SHORT EXERCISE: Identify the lines that contain the word "Hatósági" and copy each one.

WORKING DATA:

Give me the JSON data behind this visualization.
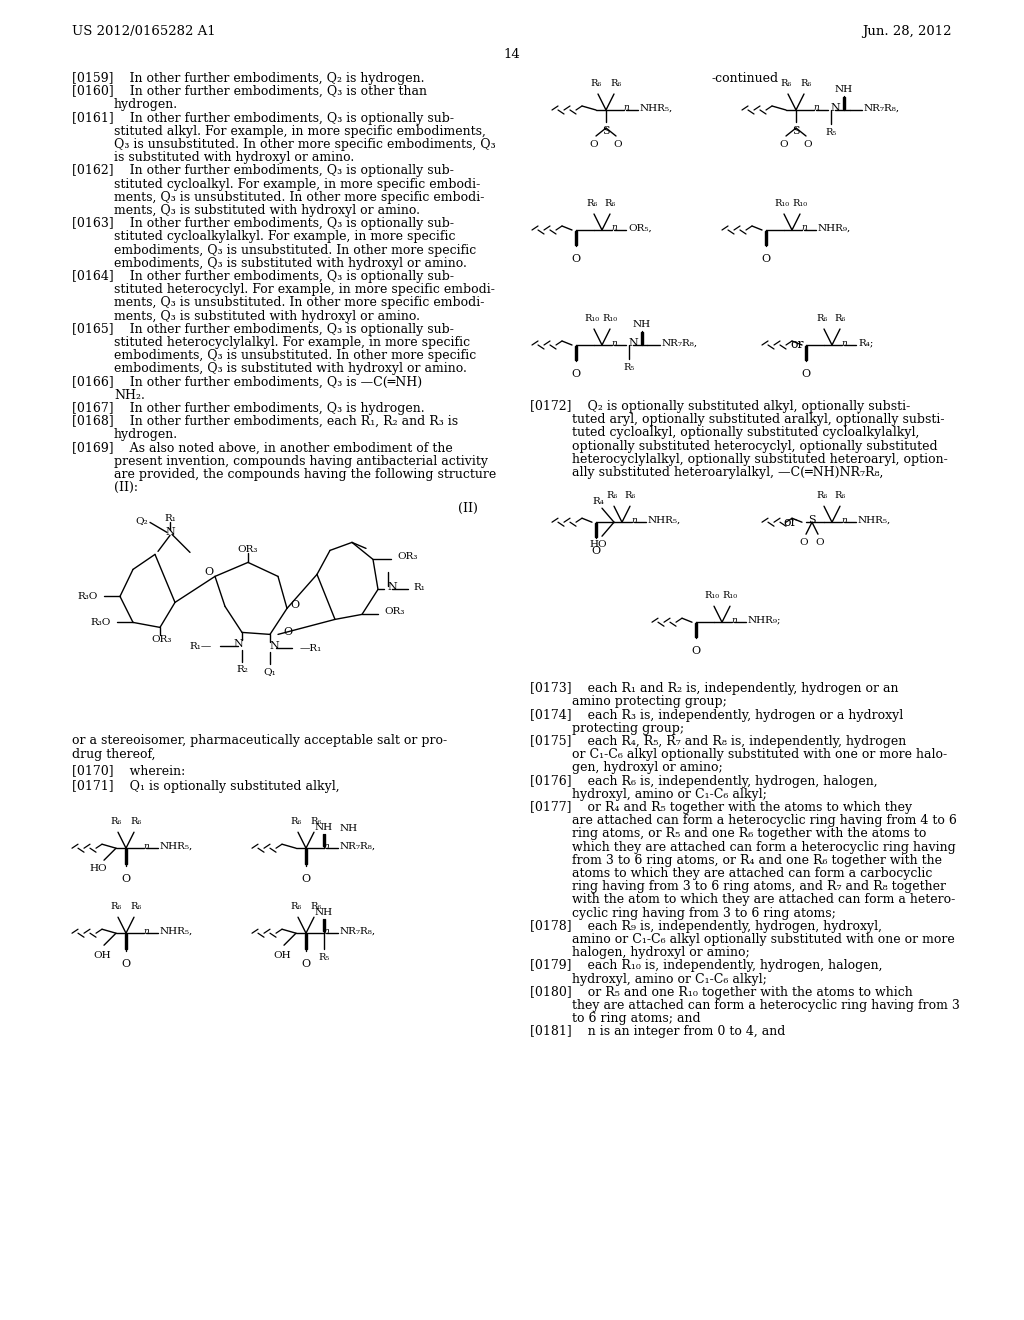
{
  "bg_color": "#ffffff",
  "header_left": "US 2012/0165282 A1",
  "header_right": "Jun. 28, 2012",
  "page_num": "14"
}
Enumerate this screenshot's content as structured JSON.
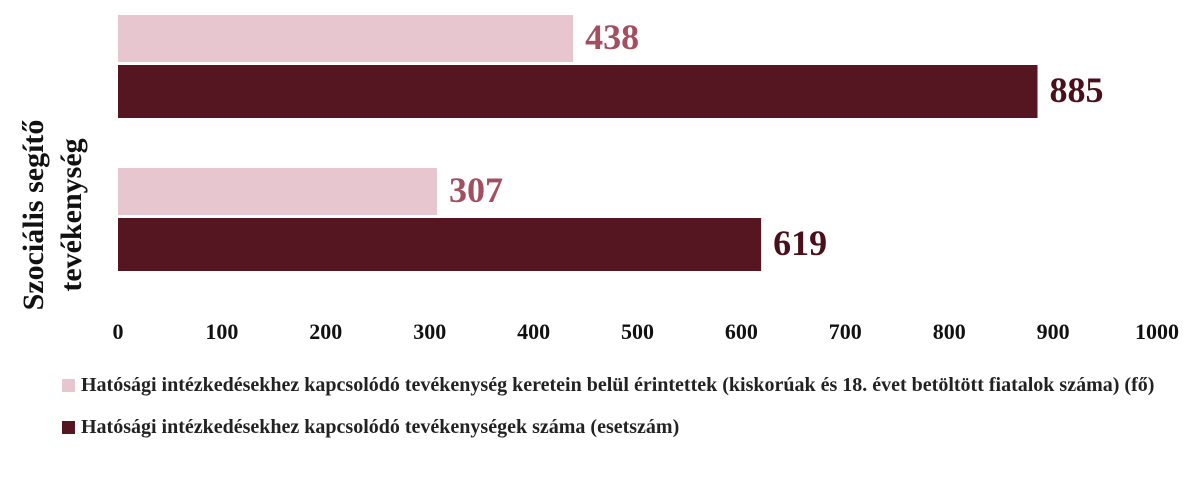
{
  "chart_data": {
    "type": "hbar",
    "ylabel": [
      "Szociális segítő",
      "tevékenység"
    ],
    "categories": [
      null,
      null
    ],
    "series": [
      {
        "name": "Hatósági intézkedésekhez kapcsolódó tevékenység keretein belül érintettek (kiskorúak és 18. évet betöltött fiatalok száma) (fő)",
        "color": "#e8c6cf",
        "label_color": "#a34f60",
        "values": [
          438,
          307
        ]
      },
      {
        "name": "Hatósági intézkedésekhez kapcsolódó tevékenységek száma (esetszám)",
        "color": "#551521",
        "label_color": "#4a0f1a",
        "values": [
          885,
          619
        ]
      }
    ],
    "xlim": [
      0,
      1000
    ],
    "xticks": [
      0,
      100,
      200,
      300,
      400,
      500,
      600,
      700,
      800,
      900,
      1000
    ],
    "grid": false,
    "legend": "bottom"
  }
}
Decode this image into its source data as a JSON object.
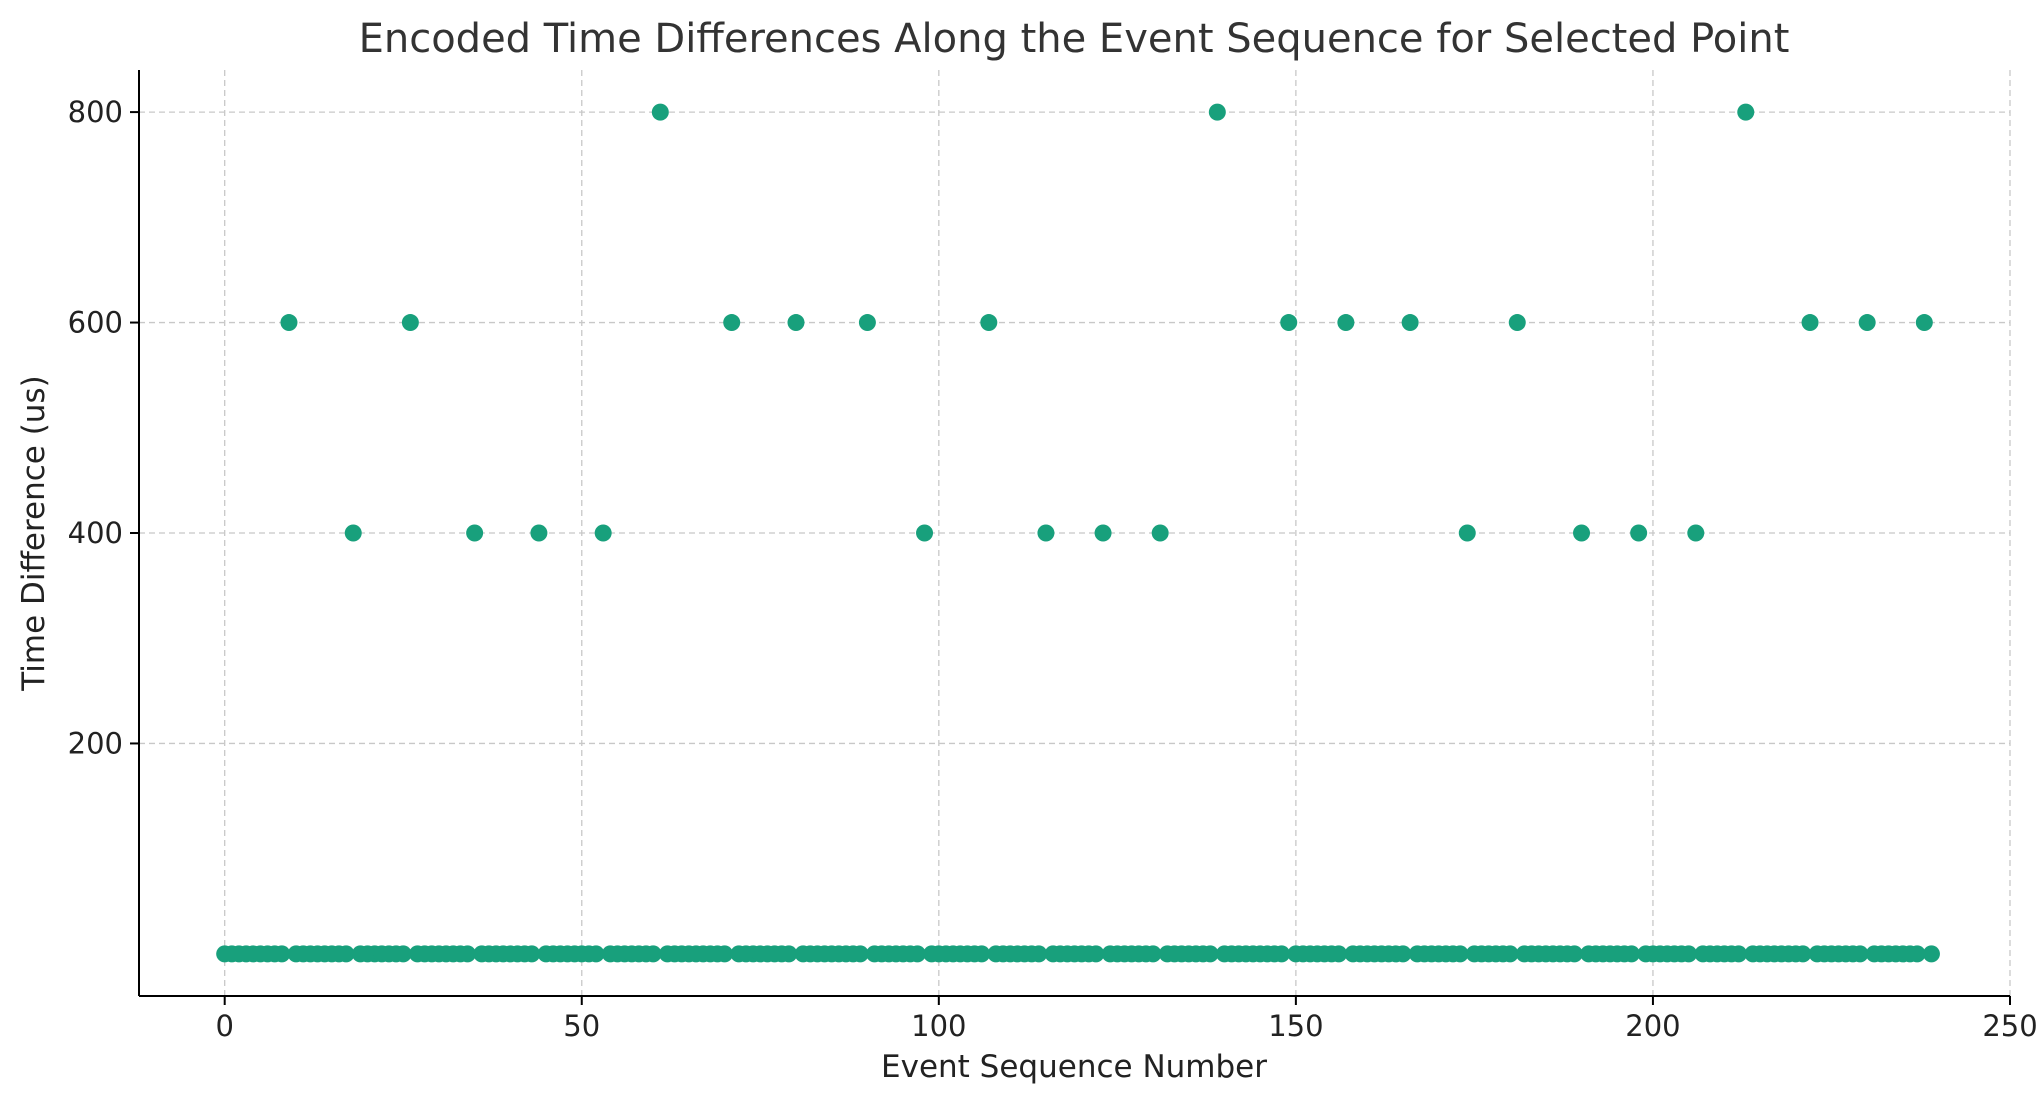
{
  "chart_data": {
    "type": "scatter",
    "title": "Encoded Time Differences Along the Event Sequence for Selected Point",
    "xlabel": "Event Sequence Number",
    "ylabel": "Time Difference (us)",
    "xlim": [
      -12,
      250
    ],
    "ylim": [
      -40,
      840
    ],
    "xticks": [
      0,
      50,
      100,
      150,
      200,
      250
    ],
    "yticks": [
      200,
      400,
      600,
      800
    ],
    "grid": true,
    "color": "#18a07c",
    "x_range": [
      0,
      239
    ],
    "baseline_value": 0,
    "points": [
      {
        "x": 9,
        "y": 600
      },
      {
        "x": 18,
        "y": 400
      },
      {
        "x": 26,
        "y": 600
      },
      {
        "x": 35,
        "y": 400
      },
      {
        "x": 44,
        "y": 400
      },
      {
        "x": 53,
        "y": 400
      },
      {
        "x": 61,
        "y": 800
      },
      {
        "x": 71,
        "y": 600
      },
      {
        "x": 80,
        "y": 600
      },
      {
        "x": 90,
        "y": 600
      },
      {
        "x": 98,
        "y": 400
      },
      {
        "x": 107,
        "y": 600
      },
      {
        "x": 115,
        "y": 400
      },
      {
        "x": 123,
        "y": 400
      },
      {
        "x": 131,
        "y": 400
      },
      {
        "x": 139,
        "y": 800
      },
      {
        "x": 149,
        "y": 600
      },
      {
        "x": 157,
        "y": 600
      },
      {
        "x": 166,
        "y": 600
      },
      {
        "x": 174,
        "y": 400
      },
      {
        "x": 181,
        "y": 600
      },
      {
        "x": 190,
        "y": 400
      },
      {
        "x": 198,
        "y": 400
      },
      {
        "x": 206,
        "y": 400
      },
      {
        "x": 213,
        "y": 800
      },
      {
        "x": 222,
        "y": 600
      },
      {
        "x": 230,
        "y": 600
      },
      {
        "x": 238,
        "y": 600
      }
    ]
  }
}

RESULT OF THIS EXERCISE:
        "name": "Hatósági intézkedésekhez kapcsolódó tevékenység keretein belül érintettek (kiskorúak és 18. évet betöltött fiatalok száma) (fő)",
        "name": "Hatósági intézkedésekhez kapcsolódó tevékenységek száma (esetszám)",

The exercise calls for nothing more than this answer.